> **EXERCISE DESCRIPTION**: Output all the data exactly. Pictures do not belong in the copy.

> **Records from a data collection**:
________

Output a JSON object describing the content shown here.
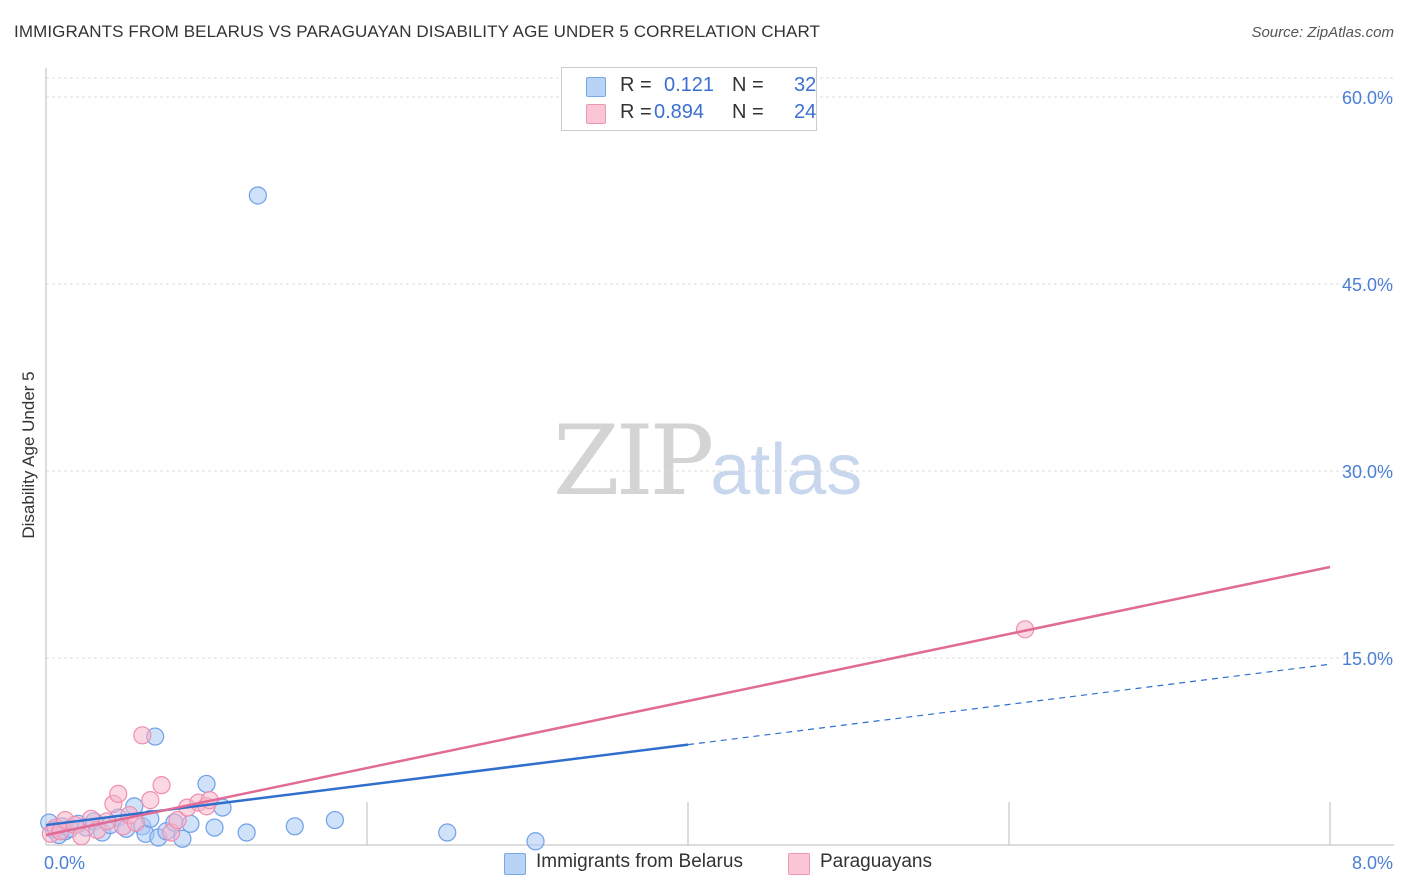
{
  "title": "IMMIGRANTS FROM BELARUS VS PARAGUAYAN DISABILITY AGE UNDER 5 CORRELATION CHART",
  "source": "Source: ZipAtlas.com",
  "watermark": {
    "zip": "ZIP",
    "atlas": "atlas"
  },
  "legend": [
    {
      "r_label": "R =",
      "r_value": "0.121",
      "n_label": "N =",
      "n_value": "32",
      "color": "#a9c8f5"
    },
    {
      "r_label": "R =",
      "r_value": "0.894",
      "n_label": "N =",
      "n_value": "24",
      "color": "#f7b6cb"
    }
  ],
  "chart_data": {
    "type": "scatter",
    "title": "IMMIGRANTS FROM BELARUS VS PARAGUAYAN DISABILITY AGE UNDER 5 CORRELATION CHART",
    "xlabel": "",
    "ylabel": "Disability Age Under 5",
    "xlim": [
      0,
      8
    ],
    "ylim": [
      0,
      60
    ],
    "x_tick_labels": [
      "0.0%",
      "8.0%"
    ],
    "y_tick_values": [
      15,
      30,
      45,
      60
    ],
    "y_tick_labels": [
      "15.0%",
      "30.0%",
      "45.0%",
      "60.0%"
    ],
    "grid": true,
    "series": [
      {
        "name": "Immigrants from Belarus",
        "color": "#6fa0e8",
        "fill": "#a9c8f5",
        "line_color": "#2f6fce",
        "trend": {
          "x0": 0.0,
          "y0": 1.6,
          "x1": 8.0,
          "y1": 14.5,
          "solid_until_x": 4.0
        },
        "points": [
          [
            0.02,
            1.8
          ],
          [
            0.05,
            1.2
          ],
          [
            0.08,
            0.8
          ],
          [
            0.1,
            1.5
          ],
          [
            0.12,
            1.1
          ],
          [
            0.15,
            1.3
          ],
          [
            0.2,
            1.7
          ],
          [
            0.25,
            1.4
          ],
          [
            0.3,
            1.9
          ],
          [
            0.35,
            1.0
          ],
          [
            0.4,
            1.6
          ],
          [
            0.45,
            2.2
          ],
          [
            0.5,
            1.3
          ],
          [
            0.55,
            3.1
          ],
          [
            0.6,
            1.5
          ],
          [
            0.62,
            0.9
          ],
          [
            0.65,
            2.1
          ],
          [
            0.7,
            0.6
          ],
          [
            0.68,
            8.7
          ],
          [
            0.75,
            1.1
          ],
          [
            0.8,
            1.8
          ],
          [
            0.85,
            0.5
          ],
          [
            0.9,
            1.7
          ],
          [
            1.0,
            4.9
          ],
          [
            1.05,
            1.4
          ],
          [
            1.1,
            3.0
          ],
          [
            1.25,
            1.0
          ],
          [
            1.32,
            52.1
          ],
          [
            1.55,
            1.5
          ],
          [
            1.8,
            2.0
          ],
          [
            2.5,
            1.0
          ],
          [
            3.05,
            0.3
          ]
        ]
      },
      {
        "name": "Paraguayans",
        "color": "#ee8fb0",
        "fill": "#f7b6cb",
        "line_color": "#e06b96",
        "trend": {
          "x0": 0.0,
          "y0": 0.8,
          "x1": 8.0,
          "y1": 22.3,
          "solid_until_x": 8.0
        },
        "points": [
          [
            0.03,
            0.9
          ],
          [
            0.06,
            1.4
          ],
          [
            0.09,
            1.1
          ],
          [
            0.12,
            2.0
          ],
          [
            0.18,
            1.6
          ],
          [
            0.22,
            0.7
          ],
          [
            0.28,
            2.1
          ],
          [
            0.32,
            1.2
          ],
          [
            0.38,
            1.9
          ],
          [
            0.42,
            3.3
          ],
          [
            0.45,
            4.1
          ],
          [
            0.48,
            1.5
          ],
          [
            0.52,
            2.4
          ],
          [
            0.56,
            1.8
          ],
          [
            0.6,
            8.8
          ],
          [
            0.65,
            3.6
          ],
          [
            0.72,
            4.8
          ],
          [
            0.78,
            1.0
          ],
          [
            0.82,
            2.0
          ],
          [
            0.88,
            3.0
          ],
          [
            0.95,
            3.4
          ],
          [
            1.0,
            3.1
          ],
          [
            1.02,
            3.6
          ],
          [
            6.1,
            17.3
          ]
        ]
      }
    ]
  }
}
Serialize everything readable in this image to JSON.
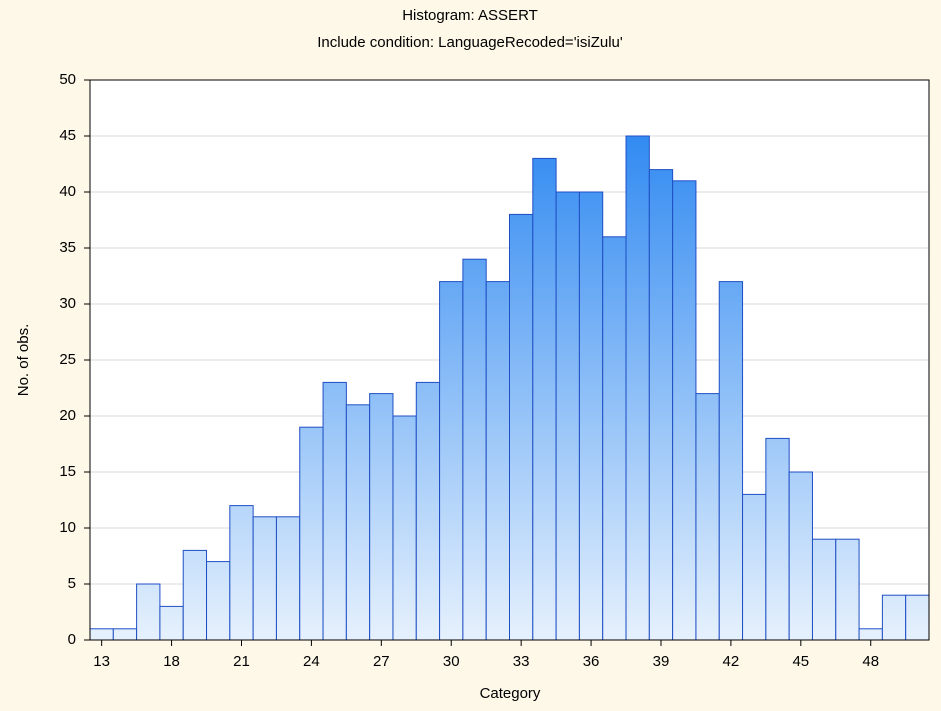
{
  "chart_data": {
    "type": "bar",
    "title": "Histogram: ASSERT",
    "subtitle": "Include condition: LanguageRecoded='isiZulu'",
    "xlabel": "Category",
    "ylabel": "No. of obs.",
    "categories": [
      "13",
      null,
      null,
      "18",
      null,
      null,
      "21",
      null,
      null,
      "24",
      null,
      null,
      "27",
      null,
      null,
      "30",
      null,
      null,
      "33",
      null,
      null,
      "36",
      null,
      null,
      "39",
      null,
      null,
      "42",
      null,
      null,
      "45",
      null,
      null,
      "48",
      null,
      null
    ],
    "values": [
      1,
      1,
      5,
      3,
      8,
      7,
      12,
      11,
      11,
      19,
      23,
      21,
      22,
      20,
      23,
      32,
      34,
      32,
      38,
      43,
      40,
      40,
      36,
      45,
      42,
      41,
      22,
      32,
      13,
      18,
      15,
      9,
      9,
      1,
      4,
      4
    ],
    "color": "#1e7ff0",
    "ylim": [
      0,
      50
    ],
    "yticks": [
      0,
      5,
      10,
      15,
      20,
      25,
      30,
      35,
      40,
      45,
      50
    ],
    "grid": true
  }
}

________

> **FULL ANSWER**:
Output a JSON object describing the content shown here.
{
  "title": "IMMIGRANTS FROM BELARUS VS PARAGUAYAN DISABILITY AGE UNDER 5 CORRELATION CHART",
  "source": "Source: ZipAtlas.com",
  "watermark": {
    "zip": "ZIP",
    "atlas": "atlas"
  },
  "legend": [
    {
      "r_label": "R =",
      "r_value": "0.121",
      "n_label": "N =",
      "n_value": "32",
      "color": "#a9c8f5"
    },
    {
      "r_label": "R =",
      "r_value": "0.894",
      "n_label": "N =",
      "n_value": "24",
      "color": "#f7b6cb"
    }
  ],
  "chart_data": {
    "type": "scatter",
    "title": "IMMIGRANTS FROM BELARUS VS PARAGUAYAN DISABILITY AGE UNDER 5 CORRELATION CHART",
    "xlabel": "",
    "ylabel": "Disability Age Under 5",
    "xlim": [
      0,
      8
    ],
    "ylim": [
      0,
      60
    ],
    "x_tick_labels": [
      "0.0%",
      "8.0%"
    ],
    "y_tick_values": [
      15,
      30,
      45,
      60
    ],
    "y_tick_labels": [
      "15.0%",
      "30.0%",
      "45.0%",
      "60.0%"
    ],
    "grid": true,
    "series": [
      {
        "name": "Immigrants from Belarus",
        "color": "#6fa0e8",
        "fill": "#a9c8f5",
        "line_color": "#2f6fce",
        "trend": {
          "x0": 0.0,
          "y0": 1.6,
          "x1": 8.0,
          "y1": 14.5,
          "solid_until_x": 4.0
        },
        "points": [
          [
            0.02,
            1.8
          ],
          [
            0.05,
            1.2
          ],
          [
            0.08,
            0.8
          ],
          [
            0.1,
            1.5
          ],
          [
            0.12,
            1.1
          ],
          [
            0.15,
            1.3
          ],
          [
            0.2,
            1.7
          ],
          [
            0.25,
            1.4
          ],
          [
            0.3,
            1.9
          ],
          [
            0.35,
            1.0
          ],
          [
            0.4,
            1.6
          ],
          [
            0.45,
            2.2
          ],
          [
            0.5,
            1.3
          ],
          [
            0.55,
            3.1
          ],
          [
            0.6,
            1.5
          ],
          [
            0.62,
            0.9
          ],
          [
            0.65,
            2.1
          ],
          [
            0.7,
            0.6
          ],
          [
            0.68,
            8.7
          ],
          [
            0.75,
            1.1
          ],
          [
            0.8,
            1.8
          ],
          [
            0.85,
            0.5
          ],
          [
            0.9,
            1.7
          ],
          [
            1.0,
            4.9
          ],
          [
            1.05,
            1.4
          ],
          [
            1.1,
            3.0
          ],
          [
            1.25,
            1.0
          ],
          [
            1.32,
            52.1
          ],
          [
            1.55,
            1.5
          ],
          [
            1.8,
            2.0
          ],
          [
            2.5,
            1.0
          ],
          [
            3.05,
            0.3
          ]
        ]
      },
      {
        "name": "Paraguayans",
        "color": "#ee8fb0",
        "fill": "#f7b6cb",
        "line_color": "#e06b96",
        "trend": {
          "x0": 0.0,
          "y0": 0.8,
          "x1": 8.0,
          "y1": 22.3,
          "solid_until_x": 8.0
        },
        "points": [
          [
            0.03,
            0.9
          ],
          [
            0.06,
            1.4
          ],
          [
            0.09,
            1.1
          ],
          [
            0.12,
            2.0
          ],
          [
            0.18,
            1.6
          ],
          [
            0.22,
            0.7
          ],
          [
            0.28,
            2.1
          ],
          [
            0.32,
            1.2
          ],
          [
            0.38,
            1.9
          ],
          [
            0.42,
            3.3
          ],
          [
            0.45,
            4.1
          ],
          [
            0.48,
            1.5
          ],
          [
            0.52,
            2.4
          ],
          [
            0.56,
            1.8
          ],
          [
            0.6,
            8.8
          ],
          [
            0.65,
            3.6
          ],
          [
            0.72,
            4.8
          ],
          [
            0.78,
            1.0
          ],
          [
            0.82,
            2.0
          ],
          [
            0.88,
            3.0
          ],
          [
            0.95,
            3.4
          ],
          [
            1.0,
            3.1
          ],
          [
            1.02,
            3.6
          ],
          [
            6.1,
            17.3
          ]
        ]
      }
    ]
  }
}
Serialize everything readable in this image to JSON.
{
  "chart_data": {
    "type": "bar",
    "title": "Histogram: ASSERT",
    "subtitle": "Include condition: LanguageRecoded='isiZulu'",
    "xlabel": "Category",
    "ylabel": "No. of obs.",
    "categories": [
      "13",
      null,
      null,
      "18",
      null,
      null,
      "21",
      null,
      null,
      "24",
      null,
      null,
      "27",
      null,
      null,
      "30",
      null,
      null,
      "33",
      null,
      null,
      "36",
      null,
      null,
      "39",
      null,
      null,
      "42",
      null,
      null,
      "45",
      null,
      null,
      "48",
      null,
      null
    ],
    "values": [
      1,
      1,
      5,
      3,
      8,
      7,
      12,
      11,
      11,
      19,
      23,
      21,
      22,
      20,
      23,
      32,
      34,
      32,
      38,
      43,
      40,
      40,
      36,
      45,
      42,
      41,
      22,
      32,
      13,
      18,
      15,
      9,
      9,
      1,
      4,
      4
    ],
    "color": "#1e7ff0",
    "ylim": [
      0,
      50
    ],
    "yticks": [
      0,
      5,
      10,
      15,
      20,
      25,
      30,
      35,
      40,
      45,
      50
    ],
    "grid": true
  }
}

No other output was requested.